WRITTEN INSTRUCTION —
Output each entry that follows exactly. Images stay out.
--- start of DATASET RECORDS ---
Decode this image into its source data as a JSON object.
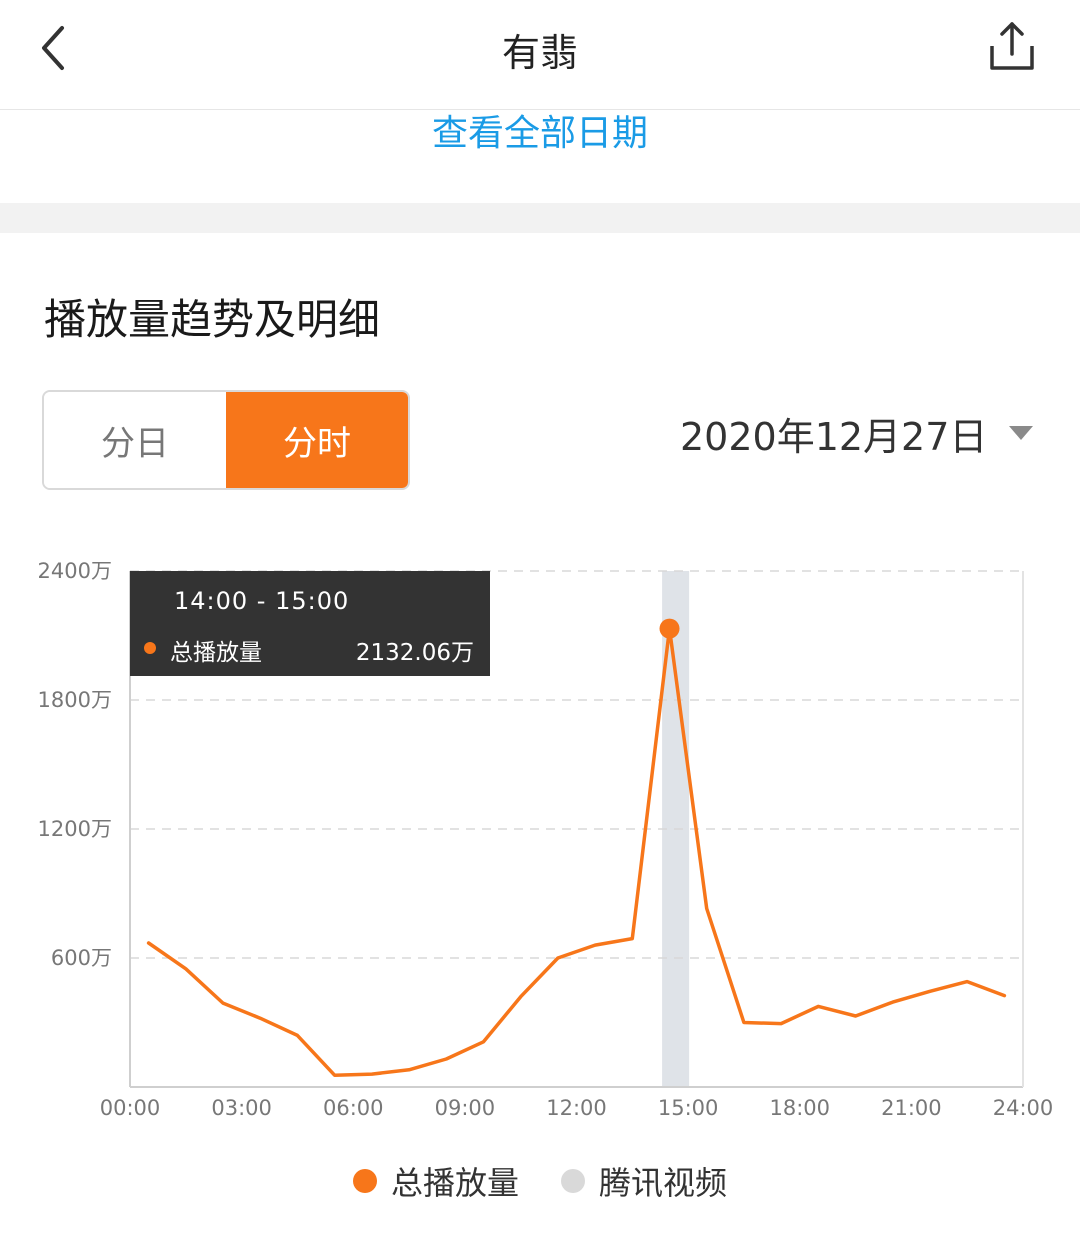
{
  "nav": {
    "title": "有翡",
    "back_icon": "chevron-left-icon",
    "share_icon": "share-icon"
  },
  "view_all_dates": "查看全部日期",
  "section_title": "播放量趋势及明细",
  "toggle": {
    "options": [
      "分日",
      "分时"
    ],
    "selected": "分时"
  },
  "date_selector": {
    "value": "2020年12月27日",
    "icon": "caret-down-icon"
  },
  "colors": {
    "accent": "#f7761a",
    "link": "#1a9be6",
    "secondary_series": "#d9d9d9",
    "highlight_band": "#dfe3e8",
    "tooltip_bg": "#333333"
  },
  "chart_data": {
    "type": "line",
    "title": "",
    "xlabel": "",
    "ylabel": "",
    "unit": "万",
    "x_ticks": [
      "00:00",
      "03:00",
      "06:00",
      "09:00",
      "12:00",
      "15:00",
      "18:00",
      "21:00",
      "24:00"
    ],
    "y_ticks": [
      "600万",
      "1200万",
      "1800万",
      "2400万"
    ],
    "xlim": [
      0,
      24
    ],
    "ylim": [
      0,
      2400
    ],
    "grid": true,
    "legend_position": "bottom-center",
    "series": [
      {
        "name": "总播放量",
        "x": [
          0.5,
          1.5,
          2.5,
          3.5,
          4.5,
          5.5,
          6.5,
          7.5,
          8.5,
          9.5,
          10.5,
          11.5,
          12.5,
          13.5,
          14.5,
          15.5,
          16.5,
          17.5,
          18.5,
          19.5,
          20.5,
          21.5,
          22.5,
          23.5
        ],
        "values": [
          670,
          550,
          390,
          320,
          240,
          55,
          60,
          80,
          130,
          210,
          420,
          600,
          660,
          690,
          2132.06,
          830,
          300,
          295,
          375,
          330,
          395,
          445,
          490,
          425
        ]
      },
      {
        "name": "腾讯视频",
        "x": [],
        "values": []
      }
    ],
    "highlight": {
      "range": "14:00 - 15:00",
      "series": "总播放量",
      "value_label": "2132.06万"
    }
  },
  "legend": [
    {
      "label": "总播放量",
      "color": "#f7761a"
    },
    {
      "label": "腾讯视频",
      "color": "#d9d9d9"
    }
  ]
}
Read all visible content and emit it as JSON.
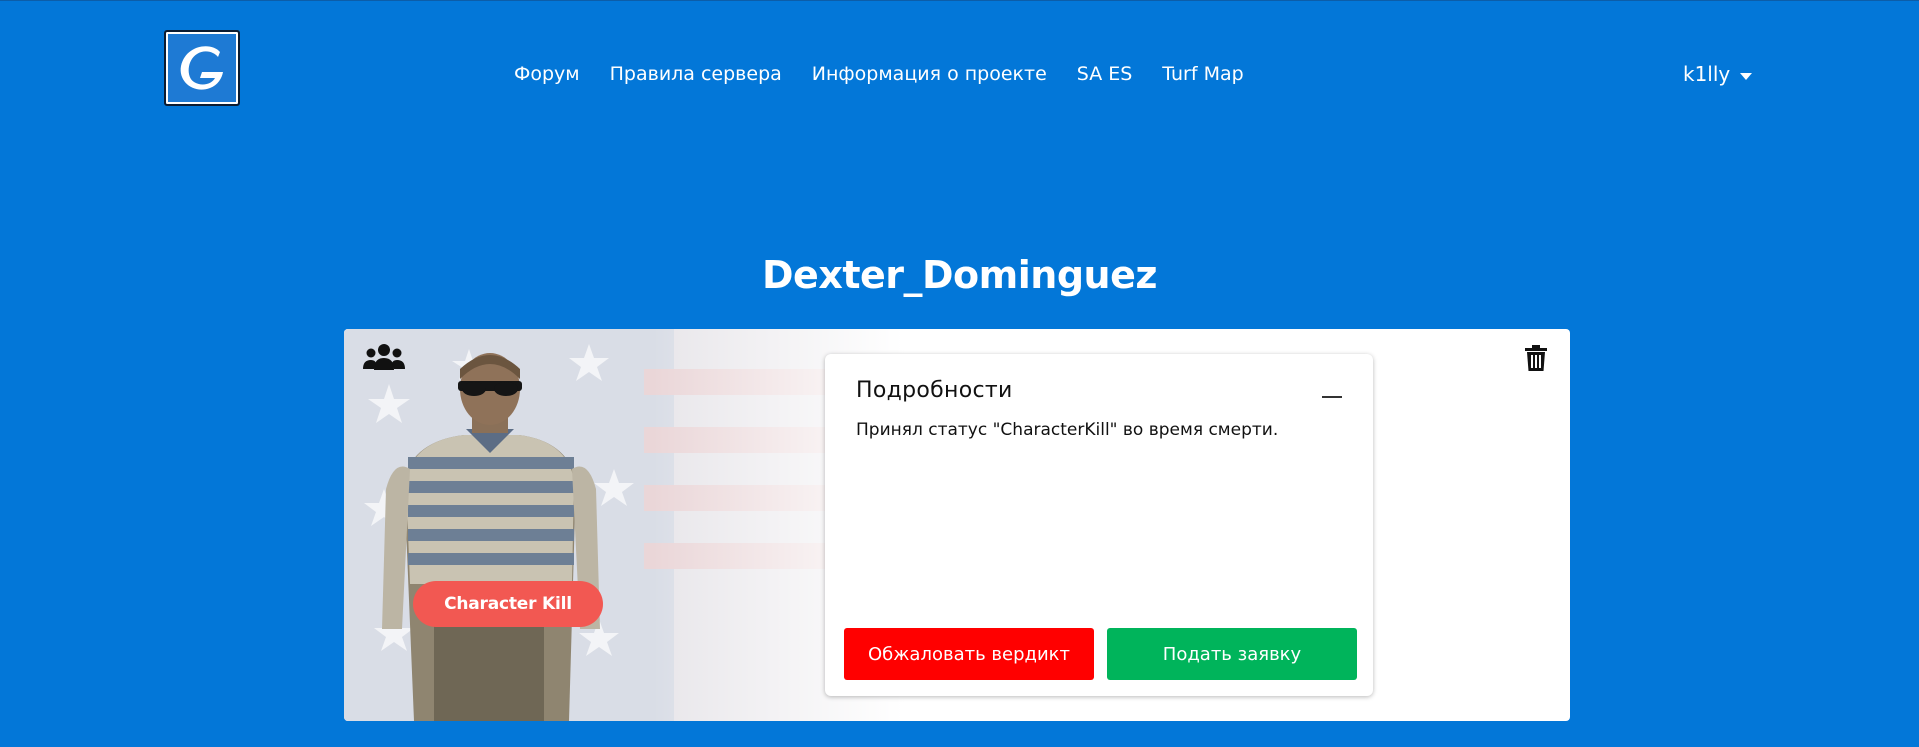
{
  "header": {
    "logo_icon": "g-logo",
    "nav": [
      {
        "label": "Форум"
      },
      {
        "label": "Правила сервера"
      },
      {
        "label": "Информация о проекте"
      },
      {
        "label": "SA ES"
      },
      {
        "label": "Turf Map"
      }
    ],
    "user": {
      "name": "k1lly",
      "icon": "chevron-down-icon"
    }
  },
  "page": {
    "title": "Dexter_Dominguez"
  },
  "card": {
    "icons": {
      "group": "group-icon",
      "delete": "trash-icon"
    },
    "badge": "Character Kill",
    "details": {
      "title": "Подробности",
      "text": "Принял статус \"CharacterKill\" во время смерти.",
      "appeal_button": "Обжаловать вердикт",
      "submit_button": "Подать заявку"
    }
  },
  "colors": {
    "background": "#0377d8",
    "appeal": "#ff0000",
    "submit": "#00b45b",
    "badge": "#f25852"
  }
}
--- end of DATASET RECORDS ---
EXERCISE OUTPUT —
Decode this image into its source data as a JSON object.
{
  "nav": {
    "title": "有翡",
    "back_icon": "chevron-left-icon",
    "share_icon": "share-icon"
  },
  "view_all_dates": "查看全部日期",
  "section_title": "播放量趋势及明细",
  "toggle": {
    "options": [
      "分日",
      "分时"
    ],
    "selected": "分时"
  },
  "date_selector": {
    "value": "2020年12月27日",
    "icon": "caret-down-icon"
  },
  "colors": {
    "accent": "#f7761a",
    "link": "#1a9be6",
    "secondary_series": "#d9d9d9",
    "highlight_band": "#dfe3e8",
    "tooltip_bg": "#333333"
  },
  "chart_data": {
    "type": "line",
    "title": "",
    "xlabel": "",
    "ylabel": "",
    "unit": "万",
    "x_ticks": [
      "00:00",
      "03:00",
      "06:00",
      "09:00",
      "12:00",
      "15:00",
      "18:00",
      "21:00",
      "24:00"
    ],
    "y_ticks": [
      "600万",
      "1200万",
      "1800万",
      "2400万"
    ],
    "xlim": [
      0,
      24
    ],
    "ylim": [
      0,
      2400
    ],
    "grid": true,
    "legend_position": "bottom-center",
    "series": [
      {
        "name": "总播放量",
        "x": [
          0.5,
          1.5,
          2.5,
          3.5,
          4.5,
          5.5,
          6.5,
          7.5,
          8.5,
          9.5,
          10.5,
          11.5,
          12.5,
          13.5,
          14.5,
          15.5,
          16.5,
          17.5,
          18.5,
          19.5,
          20.5,
          21.5,
          22.5,
          23.5
        ],
        "values": [
          670,
          550,
          390,
          320,
          240,
          55,
          60,
          80,
          130,
          210,
          420,
          600,
          660,
          690,
          2132.06,
          830,
          300,
          295,
          375,
          330,
          395,
          445,
          490,
          425
        ]
      },
      {
        "name": "腾讯视频",
        "x": [],
        "values": []
      }
    ],
    "highlight": {
      "range": "14:00 - 15:00",
      "series": "总播放量",
      "value_label": "2132.06万"
    }
  },
  "legend": [
    {
      "label": "总播放量",
      "color": "#f7761a"
    },
    {
      "label": "腾讯视频",
      "color": "#d9d9d9"
    }
  ]
}
Read all visible content and emit it as JSON.
{
  "header": {
    "logo_icon": "g-logo",
    "nav": [
      {
        "label": "Форум"
      },
      {
        "label": "Правила сервера"
      },
      {
        "label": "Информация о проекте"
      },
      {
        "label": "SA ES"
      },
      {
        "label": "Turf Map"
      }
    ],
    "user": {
      "name": "k1lly",
      "icon": "chevron-down-icon"
    }
  },
  "page": {
    "title": "Dexter_Dominguez"
  },
  "card": {
    "icons": {
      "group": "group-icon",
      "delete": "trash-icon"
    },
    "badge": "Character Kill",
    "details": {
      "title": "Подробности",
      "text": "Принял статус \"CharacterKill\" во время смерти.",
      "appeal_button": "Обжаловать вердикт",
      "submit_button": "Подать заявку"
    }
  },
  "colors": {
    "background": "#0377d8",
    "appeal": "#ff0000",
    "submit": "#00b45b",
    "badge": "#f25852"
  }
}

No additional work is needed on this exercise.